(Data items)
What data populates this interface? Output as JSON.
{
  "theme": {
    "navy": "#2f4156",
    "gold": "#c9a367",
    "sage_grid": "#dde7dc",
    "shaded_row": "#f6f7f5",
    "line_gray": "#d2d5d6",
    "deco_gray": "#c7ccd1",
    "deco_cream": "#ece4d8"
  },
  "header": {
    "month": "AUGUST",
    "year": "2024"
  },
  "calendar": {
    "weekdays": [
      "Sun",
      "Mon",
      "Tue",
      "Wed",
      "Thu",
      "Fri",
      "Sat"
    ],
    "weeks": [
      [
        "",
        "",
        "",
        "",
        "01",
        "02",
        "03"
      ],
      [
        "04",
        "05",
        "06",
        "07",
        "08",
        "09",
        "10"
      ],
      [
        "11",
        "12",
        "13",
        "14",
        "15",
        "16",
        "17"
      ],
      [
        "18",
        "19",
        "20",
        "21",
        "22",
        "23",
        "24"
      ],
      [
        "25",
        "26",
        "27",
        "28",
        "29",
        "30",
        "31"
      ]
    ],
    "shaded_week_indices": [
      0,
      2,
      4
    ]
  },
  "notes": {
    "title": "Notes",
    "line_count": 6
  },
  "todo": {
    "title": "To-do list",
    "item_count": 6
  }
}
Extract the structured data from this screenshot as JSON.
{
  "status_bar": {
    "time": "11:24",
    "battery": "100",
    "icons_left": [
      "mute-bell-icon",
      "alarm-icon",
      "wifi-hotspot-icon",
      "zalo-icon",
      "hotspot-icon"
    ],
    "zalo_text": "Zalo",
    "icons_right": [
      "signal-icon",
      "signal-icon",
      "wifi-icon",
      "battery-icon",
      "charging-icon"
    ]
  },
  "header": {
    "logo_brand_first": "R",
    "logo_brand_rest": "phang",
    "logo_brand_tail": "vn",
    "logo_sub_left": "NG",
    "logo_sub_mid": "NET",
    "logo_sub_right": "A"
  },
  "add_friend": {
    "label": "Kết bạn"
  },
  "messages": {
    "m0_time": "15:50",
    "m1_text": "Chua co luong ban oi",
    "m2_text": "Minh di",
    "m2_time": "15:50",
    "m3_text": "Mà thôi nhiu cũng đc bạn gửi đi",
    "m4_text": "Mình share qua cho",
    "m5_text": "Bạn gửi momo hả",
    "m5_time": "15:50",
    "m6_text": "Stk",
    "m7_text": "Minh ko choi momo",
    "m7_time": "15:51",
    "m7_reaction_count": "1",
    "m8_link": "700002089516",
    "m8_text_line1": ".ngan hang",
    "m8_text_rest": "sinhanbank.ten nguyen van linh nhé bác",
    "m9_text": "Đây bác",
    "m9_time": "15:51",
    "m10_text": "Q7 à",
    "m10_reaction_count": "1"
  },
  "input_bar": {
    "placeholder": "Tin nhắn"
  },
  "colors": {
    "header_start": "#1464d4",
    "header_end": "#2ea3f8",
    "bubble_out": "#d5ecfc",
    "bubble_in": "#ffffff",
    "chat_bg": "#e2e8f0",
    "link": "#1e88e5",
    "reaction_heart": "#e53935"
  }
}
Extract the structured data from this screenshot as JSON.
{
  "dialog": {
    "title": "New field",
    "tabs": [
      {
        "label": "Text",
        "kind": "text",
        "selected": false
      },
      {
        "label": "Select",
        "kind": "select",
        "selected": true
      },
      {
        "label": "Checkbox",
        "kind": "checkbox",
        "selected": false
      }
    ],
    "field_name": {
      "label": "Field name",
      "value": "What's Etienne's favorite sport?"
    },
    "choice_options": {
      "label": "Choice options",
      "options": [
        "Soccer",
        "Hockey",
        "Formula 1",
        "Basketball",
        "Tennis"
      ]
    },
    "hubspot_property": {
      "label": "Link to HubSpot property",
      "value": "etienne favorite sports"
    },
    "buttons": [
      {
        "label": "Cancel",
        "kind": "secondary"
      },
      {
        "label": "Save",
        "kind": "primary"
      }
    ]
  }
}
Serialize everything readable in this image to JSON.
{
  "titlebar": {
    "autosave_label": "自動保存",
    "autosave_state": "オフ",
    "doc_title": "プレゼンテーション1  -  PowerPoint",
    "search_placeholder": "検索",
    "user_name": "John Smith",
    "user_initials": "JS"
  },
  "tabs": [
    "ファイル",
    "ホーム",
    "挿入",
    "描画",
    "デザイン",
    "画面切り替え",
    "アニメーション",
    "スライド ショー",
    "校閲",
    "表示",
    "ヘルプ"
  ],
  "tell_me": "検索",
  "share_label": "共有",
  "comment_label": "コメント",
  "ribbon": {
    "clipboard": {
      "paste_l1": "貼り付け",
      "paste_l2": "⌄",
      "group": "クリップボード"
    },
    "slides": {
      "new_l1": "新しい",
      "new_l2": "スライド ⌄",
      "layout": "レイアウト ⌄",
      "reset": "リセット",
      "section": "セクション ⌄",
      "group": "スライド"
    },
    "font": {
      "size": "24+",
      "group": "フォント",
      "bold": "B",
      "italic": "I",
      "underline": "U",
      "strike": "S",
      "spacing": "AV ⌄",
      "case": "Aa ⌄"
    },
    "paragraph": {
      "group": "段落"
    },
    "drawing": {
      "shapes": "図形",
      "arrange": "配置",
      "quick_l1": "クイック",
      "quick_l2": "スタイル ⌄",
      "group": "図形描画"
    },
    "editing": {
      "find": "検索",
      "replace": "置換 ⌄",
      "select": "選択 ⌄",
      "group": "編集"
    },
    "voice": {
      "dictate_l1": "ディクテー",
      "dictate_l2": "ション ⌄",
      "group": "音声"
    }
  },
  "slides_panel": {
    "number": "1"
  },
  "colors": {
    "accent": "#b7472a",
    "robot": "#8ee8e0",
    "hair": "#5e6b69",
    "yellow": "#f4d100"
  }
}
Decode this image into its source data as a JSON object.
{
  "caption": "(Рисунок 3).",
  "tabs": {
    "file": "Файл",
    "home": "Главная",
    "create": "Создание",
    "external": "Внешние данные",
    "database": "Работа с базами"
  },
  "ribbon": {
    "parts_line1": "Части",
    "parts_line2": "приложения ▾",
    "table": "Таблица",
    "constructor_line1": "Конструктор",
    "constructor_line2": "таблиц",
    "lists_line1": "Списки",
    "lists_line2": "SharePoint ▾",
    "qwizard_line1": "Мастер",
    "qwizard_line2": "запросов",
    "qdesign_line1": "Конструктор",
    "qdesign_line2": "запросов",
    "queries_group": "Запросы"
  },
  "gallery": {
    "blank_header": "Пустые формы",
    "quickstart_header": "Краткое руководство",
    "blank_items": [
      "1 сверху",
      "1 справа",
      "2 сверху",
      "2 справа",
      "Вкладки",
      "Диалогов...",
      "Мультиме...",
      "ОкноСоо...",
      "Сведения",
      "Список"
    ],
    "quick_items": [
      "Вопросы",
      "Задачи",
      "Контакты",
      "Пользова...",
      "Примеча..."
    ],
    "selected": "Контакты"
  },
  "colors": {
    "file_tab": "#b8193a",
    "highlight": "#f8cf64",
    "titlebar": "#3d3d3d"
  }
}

**Task brief:**
Repeat the records exactly, including every line.

**Output:**
What data populates this interface? Output as JSON.
{
  "theme": {
    "navy": "#2f4156",
    "gold": "#c9a367",
    "sage_grid": "#dde7dc",
    "shaded_row": "#f6f7f5",
    "line_gray": "#d2d5d6",
    "deco_gray": "#c7ccd1",
    "deco_cream": "#ece4d8"
  },
  "header": {
    "month": "AUGUST",
    "year": "2024"
  },
  "calendar": {
    "weekdays": [
      "Sun",
      "Mon",
      "Tue",
      "Wed",
      "Thu",
      "Fri",
      "Sat"
    ],
    "weeks": [
      [
        "",
        "",
        "",
        "",
        "01",
        "02",
        "03"
      ],
      [
        "04",
        "05",
        "06",
        "07",
        "08",
        "09",
        "10"
      ],
      [
        "11",
        "12",
        "13",
        "14",
        "15",
        "16",
        "17"
      ],
      [
        "18",
        "19",
        "20",
        "21",
        "22",
        "23",
        "24"
      ],
      [
        "25",
        "26",
        "27",
        "28",
        "29",
        "30",
        "31"
      ]
    ],
    "shaded_week_indices": [
      0,
      2,
      4
    ]
  },
  "notes": {
    "title": "Notes",
    "line_count": 6
  },
  "todo": {
    "title": "To-do list",
    "item_count": 6
  }
}
Extract the structured data from this screenshot as JSON.
{
  "status_bar": {
    "time": "11:24",
    "battery": "100",
    "icons_left": [
      "mute-bell-icon",
      "alarm-icon",
      "wifi-hotspot-icon",
      "zalo-icon",
      "hotspot-icon"
    ],
    "zalo_text": "Zalo",
    "icons_right": [
      "signal-icon",
      "signal-icon",
      "wifi-icon",
      "battery-icon",
      "charging-icon"
    ]
  },
  "header": {
    "logo_brand_first": "R",
    "logo_brand_rest": "phang",
    "logo_brand_tail": "vn",
    "logo_sub_left": "NG",
    "logo_sub_mid": "NET",
    "logo_sub_right": "A"
  },
  "add_friend": {
    "label": "Kết bạn"
  },
  "messages": {
    "m0_time": "15:50",
    "m1_text": "Chua co luong ban oi",
    "m2_text": "Minh di",
    "m2_time": "15:50",
    "m3_text": "Mà thôi nhiu cũng đc bạn gửi đi",
    "m4_text": "Mình share qua cho",
    "m5_text": "Bạn gửi momo hả",
    "m5_time": "15:50",
    "m6_text": "Stk",
    "m7_text": "Minh ko choi momo",
    "m7_time": "15:51",
    "m7_reaction_count": "1",
    "m8_link": "700002089516",
    "m8_text_line1": ".ngan hang",
    "m8_text_rest": "sinhanbank.ten nguyen van linh nhé bác",
    "m9_text": "Đây bác",
    "m9_time": "15:51",
    "m10_text": "Q7 à",
    "m10_reaction_count": "1"
  },
  "input_bar": {
    "placeholder": "Tin nhắn"
  },
  "colors": {
    "header_start": "#1464d4",
    "header_end": "#2ea3f8",
    "bubble_out": "#d5ecfc",
    "bubble_in": "#ffffff",
    "chat_bg": "#e2e8f0",
    "link": "#1e88e5",
    "reaction_heart": "#e53935"
  }
}
Extract the structured data from this screenshot as JSON.
{
  "dialog": {
    "title": "New field",
    "tabs": [
      {
        "label": "Text",
        "kind": "text",
        "selected": false
      },
      {
        "label": "Select",
        "kind": "select",
        "selected": true
      },
      {
        "label": "Checkbox",
        "kind": "checkbox",
        "selected": false
      }
    ],
    "field_name": {
      "label": "Field name",
      "value": "What's Etienne's favorite sport?"
    },
    "choice_options": {
      "label": "Choice options",
      "options": [
        "Soccer",
        "Hockey",
        "Formula 1",
        "Basketball",
        "Tennis"
      ]
    },
    "hubspot_property": {
      "label": "Link to HubSpot property",
      "value": "etienne favorite sports"
    },
    "buttons": [
      {
        "label": "Cancel",
        "kind": "secondary"
      },
      {
        "label": "Save",
        "kind": "primary"
      }
    ]
  }
}
Serialize everything readable in this image to JSON.
{
  "titlebar": {
    "autosave_label": "自動保存",
    "autosave_state": "オフ",
    "doc_title": "プレゼンテーション1  -  PowerPoint",
    "search_placeholder": "検索",
    "user_name": "John Smith",
    "user_initials": "JS"
  },
  "tabs": [
    "ファイル",
    "ホーム",
    "挿入",
    "描画",
    "デザイン",
    "画面切り替え",
    "アニメーション",
    "スライド ショー",
    "校閲",
    "表示",
    "ヘルプ"
  ],
  "tell_me": "検索",
  "share_label": "共有",
  "comment_label": "コメント",
  "ribbon": {
    "clipboard": {
      "paste_l1": "貼り付け",
      "paste_l2": "⌄",
      "group": "クリップボード"
    },
    "slides": {
      "new_l1": "新しい",
      "new_l2": "スライド ⌄",
      "layout": "レイアウト ⌄",
      "reset": "リセット",
      "section": "セクション ⌄",
      "group": "スライド"
    },
    "font": {
      "size": "24+",
      "group": "フォント",
      "bold": "B",
      "italic": "I",
      "underline": "U",
      "strike": "S",
      "spacing": "AV ⌄",
      "case": "Aa ⌄"
    },
    "paragraph": {
      "group": "段落"
    },
    "drawing": {
      "shapes": "図形",
      "arrange": "配置",
      "quick_l1": "クイック",
      "quick_l2": "スタイル ⌄",
      "group": "図形描画"
    },
    "editing": {
      "find": "検索",
      "replace": "置換 ⌄",
      "select": "選択 ⌄",
      "group": "編集"
    },
    "voice": {
      "dictate_l1": "ディクテー",
      "dictate_l2": "ション ⌄",
      "group": "音声"
    }
  },
  "slides_panel": {
    "number": "1"
  },
  "colors": {
    "accent": "#b7472a",
    "robot": "#8ee8e0",
    "hair": "#5e6b69",
    "yellow": "#f4d100"
  }
}
Decode this image into its source data as a JSON object.
{
  "caption": "(Рисунок 3).",
  "tabs": {
    "file": "Файл",
    "home": "Главная",
    "create": "Создание",
    "external": "Внешние данные",
    "database": "Работа с базами"
  },
  "ribbon": {
    "parts_line1": "Части",
    "parts_line2": "приложения ▾",
    "table": "Таблица",
    "constructor_line1": "Конструктор",
    "constructor_line2": "таблиц",
    "lists_line1": "Списки",
    "lists_line2": "SharePoint ▾",
    "qwizard_line1": "Мастер",
    "qwizard_line2": "запросов",
    "qdesign_line1": "Конструктор",
    "qdesign_line2": "запросов",
    "queries_group": "Запросы"
  },
  "gallery": {
    "blank_header": "Пустые формы",
    "quickstart_header": "Краткое руководство",
    "blank_items": [
      "1 сверху",
      "1 справа",
      "2 сверху",
      "2 справа",
      "Вкладки",
      "Диалогов...",
      "Мультиме...",
      "ОкноСоо...",
      "Сведения",
      "Список"
    ],
    "quick_items": [
      "Вопросы",
      "Задачи",
      "Контакты",
      "Пользова...",
      "Примеча..."
    ],
    "selected": "Контакты"
  },
  "colors": {
    "file_tab": "#b8193a",
    "highlight": "#f8cf64",
    "titlebar": "#3d3d3d"
  }
}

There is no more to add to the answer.